Problem statement | Copy each entry as it stands, leaving nothing out.

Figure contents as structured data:

(begin)

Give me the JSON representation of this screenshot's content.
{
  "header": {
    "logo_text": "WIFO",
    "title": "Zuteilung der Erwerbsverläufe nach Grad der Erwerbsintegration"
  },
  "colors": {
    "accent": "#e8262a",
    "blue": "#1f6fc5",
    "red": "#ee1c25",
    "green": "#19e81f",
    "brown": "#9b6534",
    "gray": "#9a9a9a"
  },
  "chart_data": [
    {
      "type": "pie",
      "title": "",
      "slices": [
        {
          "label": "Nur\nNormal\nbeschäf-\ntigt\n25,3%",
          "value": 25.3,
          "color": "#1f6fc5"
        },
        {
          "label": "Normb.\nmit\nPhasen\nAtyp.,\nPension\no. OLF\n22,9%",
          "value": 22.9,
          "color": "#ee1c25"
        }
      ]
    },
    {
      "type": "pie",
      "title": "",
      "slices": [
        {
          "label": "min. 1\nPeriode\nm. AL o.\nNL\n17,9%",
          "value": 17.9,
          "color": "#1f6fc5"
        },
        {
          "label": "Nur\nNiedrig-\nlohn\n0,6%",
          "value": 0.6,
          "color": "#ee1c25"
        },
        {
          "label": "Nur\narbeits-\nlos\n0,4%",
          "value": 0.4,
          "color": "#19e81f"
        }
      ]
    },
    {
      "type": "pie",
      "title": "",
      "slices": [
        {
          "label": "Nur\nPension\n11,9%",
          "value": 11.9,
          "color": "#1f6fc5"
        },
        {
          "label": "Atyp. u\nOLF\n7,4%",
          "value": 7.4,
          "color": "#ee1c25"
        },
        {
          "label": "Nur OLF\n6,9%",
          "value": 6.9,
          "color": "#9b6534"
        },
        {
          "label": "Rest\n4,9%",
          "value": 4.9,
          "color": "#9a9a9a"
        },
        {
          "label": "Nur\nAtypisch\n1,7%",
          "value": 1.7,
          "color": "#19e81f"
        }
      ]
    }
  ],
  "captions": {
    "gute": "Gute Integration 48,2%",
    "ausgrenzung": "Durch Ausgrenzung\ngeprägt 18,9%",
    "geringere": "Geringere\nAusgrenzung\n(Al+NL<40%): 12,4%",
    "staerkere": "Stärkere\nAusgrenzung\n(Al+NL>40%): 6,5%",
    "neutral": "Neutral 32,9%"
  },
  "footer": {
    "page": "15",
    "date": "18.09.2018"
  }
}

(end)

Result of the task |
Give me the JSON representation of this screenshot's content.
{
  "header": {
    "logo_text": "WIFO",
    "title": "Zuteilung der Erwerbsverläufe nach Grad der Erwerbsintegration"
  },
  "colors": {
    "accent": "#e8262a",
    "blue": "#1f6fc5",
    "red": "#ee1c25",
    "green": "#19e81f",
    "brown": "#9b6534",
    "gray": "#9a9a9a"
  },
  "chart_data": [
    {
      "type": "pie",
      "title": "",
      "slices": [
        {
          "label": "Nur\nNormal\nbeschäf-\ntigt\n25,3%",
          "value": 25.3,
          "color": "#1f6fc5"
        },
        {
          "label": "Normb.\nmit\nPhasen\nAtyp.,\nPension\no. OLF\n22,9%",
          "value": 22.9,
          "color": "#ee1c25"
        }
      ]
    },
    {
      "type": "pie",
      "title": "",
      "slices": [
        {
          "label": "min. 1\nPeriode\nm. AL o.\nNL\n17,9%",
          "value": 17.9,
          "color": "#1f6fc5"
        },
        {
          "label": "Nur\nNiedrig-\nlohn\n0,6%",
          "value": 0.6,
          "color": "#ee1c25"
        },
        {
          "label": "Nur\narbeits-\nlos\n0,4%",
          "value": 0.4,
          "color": "#19e81f"
        }
      ]
    },
    {
      "type": "pie",
      "title": "",
      "slices": [
        {
          "label": "Nur\nPension\n11,9%",
          "value": 11.9,
          "color": "#1f6fc5"
        },
        {
          "label": "Atyp. u\nOLF\n7,4%",
          "value": 7.4,
          "color": "#ee1c25"
        },
        {
          "label": "Nur OLF\n6,9%",
          "value": 6.9,
          "color": "#9b6534"
        },
        {
          "label": "Rest\n4,9%",
          "value": 4.9,
          "color": "#9a9a9a"
        },
        {
          "label": "Nur\nAtypisch\n1,7%",
          "value": 1.7,
          "color": "#19e81f"
        }
      ]
    }
  ],
  "captions": {
    "gute": "Gute Integration 48,2%",
    "ausgrenzung": "Durch Ausgrenzung\ngeprägt 18,9%",
    "geringere": "Geringere\nAusgrenzung\n(Al+NL<40%): 12,4%",
    "staerkere": "Stärkere\nAusgrenzung\n(Al+NL>40%): 6,5%",
    "neutral": "Neutral 32,9%"
  },
  "footer": {
    "page": "15",
    "date": "18.09.2018"
  }
}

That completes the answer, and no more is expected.